Description of the task | Emit the entire listing verbatim.

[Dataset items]
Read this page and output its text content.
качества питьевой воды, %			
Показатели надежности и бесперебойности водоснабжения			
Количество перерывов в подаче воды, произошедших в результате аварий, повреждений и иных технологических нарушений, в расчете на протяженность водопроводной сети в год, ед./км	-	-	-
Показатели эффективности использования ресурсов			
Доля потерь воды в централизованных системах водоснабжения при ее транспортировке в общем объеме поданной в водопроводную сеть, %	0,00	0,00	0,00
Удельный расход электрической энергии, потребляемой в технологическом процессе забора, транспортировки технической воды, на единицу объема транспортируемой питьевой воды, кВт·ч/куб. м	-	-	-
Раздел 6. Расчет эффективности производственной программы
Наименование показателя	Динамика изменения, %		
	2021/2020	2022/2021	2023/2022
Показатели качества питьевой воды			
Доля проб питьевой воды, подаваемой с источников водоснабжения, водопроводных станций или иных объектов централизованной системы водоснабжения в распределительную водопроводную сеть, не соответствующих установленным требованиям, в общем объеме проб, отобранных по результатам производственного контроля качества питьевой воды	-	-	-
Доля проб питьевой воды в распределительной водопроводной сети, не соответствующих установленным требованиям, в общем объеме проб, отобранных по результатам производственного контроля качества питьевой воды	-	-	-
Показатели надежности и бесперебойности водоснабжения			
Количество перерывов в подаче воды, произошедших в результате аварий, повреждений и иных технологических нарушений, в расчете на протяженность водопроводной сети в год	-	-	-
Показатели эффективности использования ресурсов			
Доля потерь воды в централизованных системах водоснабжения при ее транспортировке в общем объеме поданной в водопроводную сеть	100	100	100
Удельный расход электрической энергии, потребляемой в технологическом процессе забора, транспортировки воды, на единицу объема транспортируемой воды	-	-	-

Response to this exercise |
Read this page and output its text content.
качества питьевой воды, %			
Показатели надежности и бесперебойности водоснабжения			
Количество перерывов в подаче воды, произошедших в результате аварий, повреждений и иных технологических нарушений, в расчете на протяженность водопроводной сети в год, ед./км	-	-	-
Показатели эффективности использования ресурсов			
Доля потерь воды в централизованных системах водоснабжения при ее транспортировке в общем объеме поданной в водопроводную сеть, %	0,00	0,00	0,00
Удельный расход электрической энергии, потребляемой в технологическом процессе забора, транспортировки технической воды, на единицу объема транспортируемой питьевой воды, кВт·ч/куб. м	-	-	-
Раздел 6. Расчет эффективности производственной программы
Наименование показателя	Динамика изменения, %		
	2021/2020	2022/2021	2023/2022
Показатели качества питьевой воды			
Доля проб питьевой воды, подаваемой с источников водоснабжения, водопроводных станций или иных объектов централизованной системы водоснабжения в распределительную водопроводную сеть, не соответствующих установленным требованиям, в общем объеме проб, отобранных по результатам производственного контроля качества питьевой воды	-	-	-
Доля проб питьевой воды в распределительной водопроводной сети, не соответствующих установленным требованиям, в общем объеме проб, отобранных по результатам производственного контроля качества питьевой воды	-	-	-
Показатели надежности и бесперебойности водоснабжения			
Количество перерывов в подаче воды, произошедших в результате аварий, повреждений и иных технологических нарушений, в расчете на протяженность водопроводной сети в год	-	-	-
Показатели эффективности использования ресурсов			
Доля потерь воды в централизованных системах водоснабжения при ее транспортировке в общем объеме поданной в водопроводную сеть	100	100	100
Удельный расход электрической энергии, потребляемой в технологическом процессе забора, транспортировки воды, на единицу объема транспортируемой воды	-	-	-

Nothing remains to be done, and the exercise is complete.